#### YOUR TASK:
Transcribe all of the records precisely as they are presented.

○ ○ ○ ○ ○

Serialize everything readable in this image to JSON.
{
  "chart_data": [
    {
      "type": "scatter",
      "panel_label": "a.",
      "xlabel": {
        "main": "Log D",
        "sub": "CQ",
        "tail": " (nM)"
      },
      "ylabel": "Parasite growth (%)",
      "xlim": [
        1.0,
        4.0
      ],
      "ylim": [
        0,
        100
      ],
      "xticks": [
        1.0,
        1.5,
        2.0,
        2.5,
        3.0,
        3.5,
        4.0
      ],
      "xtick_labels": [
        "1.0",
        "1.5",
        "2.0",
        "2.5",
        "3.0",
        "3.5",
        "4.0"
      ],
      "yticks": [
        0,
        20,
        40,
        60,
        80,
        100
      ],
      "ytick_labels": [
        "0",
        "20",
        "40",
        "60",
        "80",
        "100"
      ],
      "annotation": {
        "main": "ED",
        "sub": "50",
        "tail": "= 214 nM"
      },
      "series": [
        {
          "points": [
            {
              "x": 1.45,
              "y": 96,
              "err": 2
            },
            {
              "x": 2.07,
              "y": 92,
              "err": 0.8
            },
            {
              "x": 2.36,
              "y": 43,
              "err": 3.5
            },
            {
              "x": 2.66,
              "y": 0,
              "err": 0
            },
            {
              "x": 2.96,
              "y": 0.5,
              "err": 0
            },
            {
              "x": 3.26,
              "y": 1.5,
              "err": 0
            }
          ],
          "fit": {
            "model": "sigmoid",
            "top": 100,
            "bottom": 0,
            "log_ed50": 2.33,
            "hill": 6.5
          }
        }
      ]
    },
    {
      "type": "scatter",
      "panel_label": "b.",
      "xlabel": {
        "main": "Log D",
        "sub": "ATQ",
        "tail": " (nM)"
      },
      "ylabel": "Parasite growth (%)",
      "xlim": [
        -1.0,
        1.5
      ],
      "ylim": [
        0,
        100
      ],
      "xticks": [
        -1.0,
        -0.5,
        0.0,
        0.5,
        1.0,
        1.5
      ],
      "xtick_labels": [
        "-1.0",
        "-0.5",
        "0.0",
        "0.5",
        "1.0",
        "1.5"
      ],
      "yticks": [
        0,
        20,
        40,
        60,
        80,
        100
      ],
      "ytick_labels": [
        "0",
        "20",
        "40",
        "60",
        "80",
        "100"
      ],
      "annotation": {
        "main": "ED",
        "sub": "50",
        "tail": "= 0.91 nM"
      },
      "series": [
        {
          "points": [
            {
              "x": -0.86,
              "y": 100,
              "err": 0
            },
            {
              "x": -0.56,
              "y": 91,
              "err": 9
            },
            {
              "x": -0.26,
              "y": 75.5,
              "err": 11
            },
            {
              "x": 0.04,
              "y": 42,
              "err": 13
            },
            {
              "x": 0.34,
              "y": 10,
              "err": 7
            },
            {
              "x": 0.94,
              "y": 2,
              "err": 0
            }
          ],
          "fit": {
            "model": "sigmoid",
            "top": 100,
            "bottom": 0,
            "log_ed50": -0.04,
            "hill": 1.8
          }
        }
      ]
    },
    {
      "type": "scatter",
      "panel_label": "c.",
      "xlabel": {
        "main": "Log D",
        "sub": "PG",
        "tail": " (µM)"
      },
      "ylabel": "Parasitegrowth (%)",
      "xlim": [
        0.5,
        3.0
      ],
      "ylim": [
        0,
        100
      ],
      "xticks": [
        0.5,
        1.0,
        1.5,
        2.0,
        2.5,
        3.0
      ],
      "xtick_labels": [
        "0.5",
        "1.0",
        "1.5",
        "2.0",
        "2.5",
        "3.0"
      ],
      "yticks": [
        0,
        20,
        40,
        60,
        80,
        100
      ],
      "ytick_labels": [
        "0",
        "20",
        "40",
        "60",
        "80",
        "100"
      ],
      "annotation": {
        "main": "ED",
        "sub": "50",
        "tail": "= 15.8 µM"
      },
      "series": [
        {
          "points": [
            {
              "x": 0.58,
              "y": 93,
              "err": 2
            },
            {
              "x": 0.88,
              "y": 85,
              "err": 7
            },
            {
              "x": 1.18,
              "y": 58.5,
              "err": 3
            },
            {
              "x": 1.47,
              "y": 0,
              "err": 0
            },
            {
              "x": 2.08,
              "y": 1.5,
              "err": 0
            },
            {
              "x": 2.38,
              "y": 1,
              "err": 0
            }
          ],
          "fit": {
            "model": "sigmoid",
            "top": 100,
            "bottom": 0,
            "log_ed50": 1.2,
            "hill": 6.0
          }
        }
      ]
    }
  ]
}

○ ○ ○ ○ ○

#### RESPONSE TO THIS TASK:
Serialize everything readable in this image to JSON.
{
  "chart_data": [
    {
      "type": "scatter",
      "panel_label": "a.",
      "xlabel": {
        "main": "Log D",
        "sub": "CQ",
        "tail": " (nM)"
      },
      "ylabel": "Parasite growth (%)",
      "xlim": [
        1.0,
        4.0
      ],
      "ylim": [
        0,
        100
      ],
      "xticks": [
        1.0,
        1.5,
        2.0,
        2.5,
        3.0,
        3.5,
        4.0
      ],
      "xtick_labels": [
        "1.0",
        "1.5",
        "2.0",
        "2.5",
        "3.0",
        "3.5",
        "4.0"
      ],
      "yticks": [
        0,
        20,
        40,
        60,
        80,
        100
      ],
      "ytick_labels": [
        "0",
        "20",
        "40",
        "60",
        "80",
        "100"
      ],
      "annotation": {
        "main": "ED",
        "sub": "50",
        "tail": "= 214 nM"
      },
      "series": [
        {
          "points": [
            {
              "x": 1.45,
              "y": 96,
              "err": 2
            },
            {
              "x": 2.07,
              "y": 92,
              "err": 0.8
            },
            {
              "x": 2.36,
              "y": 43,
              "err": 3.5
            },
            {
              "x": 2.66,
              "y": 0,
              "err": 0
            },
            {
              "x": 2.96,
              "y": 0.5,
              "err": 0
            },
            {
              "x": 3.26,
              "y": 1.5,
              "err": 0
            }
          ],
          "fit": {
            "model": "sigmoid",
            "top": 100,
            "bottom": 0,
            "log_ed50": 2.33,
            "hill": 6.5
          }
        }
      ]
    },
    {
      "type": "scatter",
      "panel_label": "b.",
      "xlabel": {
        "main": "Log D",
        "sub": "ATQ",
        "tail": " (nM)"
      },
      "ylabel": "Parasite growth (%)",
      "xlim": [
        -1.0,
        1.5
      ],
      "ylim": [
        0,
        100
      ],
      "xticks": [
        -1.0,
        -0.5,
        0.0,
        0.5,
        1.0,
        1.5
      ],
      "xtick_labels": [
        "-1.0",
        "-0.5",
        "0.0",
        "0.5",
        "1.0",
        "1.5"
      ],
      "yticks": [
        0,
        20,
        40,
        60,
        80,
        100
      ],
      "ytick_labels": [
        "0",
        "20",
        "40",
        "60",
        "80",
        "100"
      ],
      "annotation": {
        "main": "ED",
        "sub": "50",
        "tail": "= 0.91 nM"
      },
      "series": [
        {
          "points": [
            {
              "x": -0.86,
              "y": 100,
              "err": 0
            },
            {
              "x": -0.56,
              "y": 91,
              "err": 9
            },
            {
              "x": -0.26,
              "y": 75.5,
              "err": 11
            },
            {
              "x": 0.04,
              "y": 42,
              "err": 13
            },
            {
              "x": 0.34,
              "y": 10,
              "err": 7
            },
            {
              "x": 0.94,
              "y": 2,
              "err": 0
            }
          ],
          "fit": {
            "model": "sigmoid",
            "top": 100,
            "bottom": 0,
            "log_ed50": -0.04,
            "hill": 1.8
          }
        }
      ]
    },
    {
      "type": "scatter",
      "panel_label": "c.",
      "xlabel": {
        "main": "Log D",
        "sub": "PG",
        "tail": " (µM)"
      },
      "ylabel": "Parasitegrowth (%)",
      "xlim": [
        0.5,
        3.0
      ],
      "ylim": [
        0,
        100
      ],
      "xticks": [
        0.5,
        1.0,
        1.5,
        2.0,
        2.5,
        3.0
      ],
      "xtick_labels": [
        "0.5",
        "1.0",
        "1.5",
        "2.0",
        "2.5",
        "3.0"
      ],
      "yticks": [
        0,
        20,
        40,
        60,
        80,
        100
      ],
      "ytick_labels": [
        "0",
        "20",
        "40",
        "60",
        "80",
        "100"
      ],
      "annotation": {
        "main": "ED",
        "sub": "50",
        "tail": "= 15.8 µM"
      },
      "series": [
        {
          "points": [
            {
              "x": 0.58,
              "y": 93,
              "err": 2
            },
            {
              "x": 0.88,
              "y": 85,
              "err": 7
            },
            {
              "x": 1.18,
              "y": 58.5,
              "err": 3
            },
            {
              "x": 1.47,
              "y": 0,
              "err": 0
            },
            {
              "x": 2.08,
              "y": 1.5,
              "err": 0
            },
            {
              "x": 2.38,
              "y": 1,
              "err": 0
            }
          ],
          "fit": {
            "model": "sigmoid",
            "top": 100,
            "bottom": 0,
            "log_ed50": 1.2,
            "hill": 6.0
          }
        }
      ]
    }
  ]
}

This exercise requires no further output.